■ Task description
Copy every line of the data below without changing anything.
== Records for processing ==
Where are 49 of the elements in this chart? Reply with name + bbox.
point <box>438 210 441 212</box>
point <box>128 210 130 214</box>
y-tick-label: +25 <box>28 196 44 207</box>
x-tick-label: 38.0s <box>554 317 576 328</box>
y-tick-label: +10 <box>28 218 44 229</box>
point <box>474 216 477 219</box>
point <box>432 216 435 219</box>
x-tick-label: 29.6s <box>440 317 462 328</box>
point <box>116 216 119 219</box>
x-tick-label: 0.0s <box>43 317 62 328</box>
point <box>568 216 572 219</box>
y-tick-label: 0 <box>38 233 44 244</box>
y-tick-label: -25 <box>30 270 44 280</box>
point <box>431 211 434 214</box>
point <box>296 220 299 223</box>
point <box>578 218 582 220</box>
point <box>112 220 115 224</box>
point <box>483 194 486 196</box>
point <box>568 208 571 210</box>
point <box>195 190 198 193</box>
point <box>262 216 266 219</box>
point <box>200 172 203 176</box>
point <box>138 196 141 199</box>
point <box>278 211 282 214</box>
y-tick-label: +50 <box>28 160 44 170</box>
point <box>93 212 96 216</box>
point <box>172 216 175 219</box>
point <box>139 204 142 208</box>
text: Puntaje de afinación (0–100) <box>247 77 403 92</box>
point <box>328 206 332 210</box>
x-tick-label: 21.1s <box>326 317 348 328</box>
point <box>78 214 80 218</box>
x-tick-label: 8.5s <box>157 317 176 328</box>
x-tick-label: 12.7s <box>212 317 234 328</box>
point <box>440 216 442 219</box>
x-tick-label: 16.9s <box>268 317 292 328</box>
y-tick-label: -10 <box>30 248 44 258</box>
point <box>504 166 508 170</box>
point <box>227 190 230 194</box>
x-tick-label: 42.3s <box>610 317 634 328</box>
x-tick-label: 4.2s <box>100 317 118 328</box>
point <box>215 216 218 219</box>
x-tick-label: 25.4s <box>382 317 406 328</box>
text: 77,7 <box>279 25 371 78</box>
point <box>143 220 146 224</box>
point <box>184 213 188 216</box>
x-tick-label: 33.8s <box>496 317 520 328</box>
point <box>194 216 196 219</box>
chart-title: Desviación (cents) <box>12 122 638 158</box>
===
■ Written response
Where are 49 of the elements in this chart? Reply with name + bbox.
point <box>438 210 441 212</box>
point <box>128 210 130 214</box>
y-tick-label: +25 <box>28 196 44 207</box>
x-tick-label: 38.0s <box>554 317 576 328</box>
y-tick-label: +10 <box>28 218 44 229</box>
point <box>474 216 477 219</box>
point <box>432 216 435 219</box>
x-tick-label: 29.6s <box>440 317 462 328</box>
point <box>116 216 119 219</box>
x-tick-label: 0.0s <box>43 317 62 328</box>
point <box>568 216 572 219</box>
y-tick-label: 0 <box>38 233 44 244</box>
y-tick-label: -25 <box>30 270 44 280</box>
point <box>431 211 434 214</box>
point <box>296 220 299 223</box>
point <box>578 218 582 220</box>
point <box>112 220 115 224</box>
point <box>483 194 486 196</box>
point <box>568 208 571 210</box>
point <box>195 190 198 193</box>
point <box>262 216 266 219</box>
point <box>200 172 203 176</box>
point <box>138 196 141 199</box>
point <box>278 211 282 214</box>
y-tick-label: +50 <box>28 160 44 170</box>
point <box>93 212 96 216</box>
point <box>172 216 175 219</box>
point <box>139 204 142 208</box>
text: Puntaje de afinación (0–100) <box>247 77 403 92</box>
point <box>328 206 332 210</box>
x-tick-label: 21.1s <box>326 317 348 328</box>
point <box>78 214 80 218</box>
x-tick-label: 8.5s <box>157 317 176 328</box>
x-tick-label: 12.7s <box>212 317 234 328</box>
point <box>440 216 442 219</box>
x-tick-label: 16.9s <box>268 317 292 328</box>
y-tick-label: -10 <box>30 248 44 258</box>
point <box>504 166 508 170</box>
point <box>227 190 230 194</box>
x-tick-label: 42.3s <box>610 317 634 328</box>
x-tick-label: 4.2s <box>100 317 118 328</box>
point <box>215 216 218 219</box>
x-tick-label: 25.4s <box>382 317 406 328</box>
text: 77,7 <box>279 25 371 78</box>
point <box>143 220 146 224</box>
point <box>184 213 188 216</box>
x-tick-label: 33.8s <box>496 317 520 328</box>
point <box>194 216 196 219</box>
chart-title: Desviación (cents) <box>12 122 638 158</box>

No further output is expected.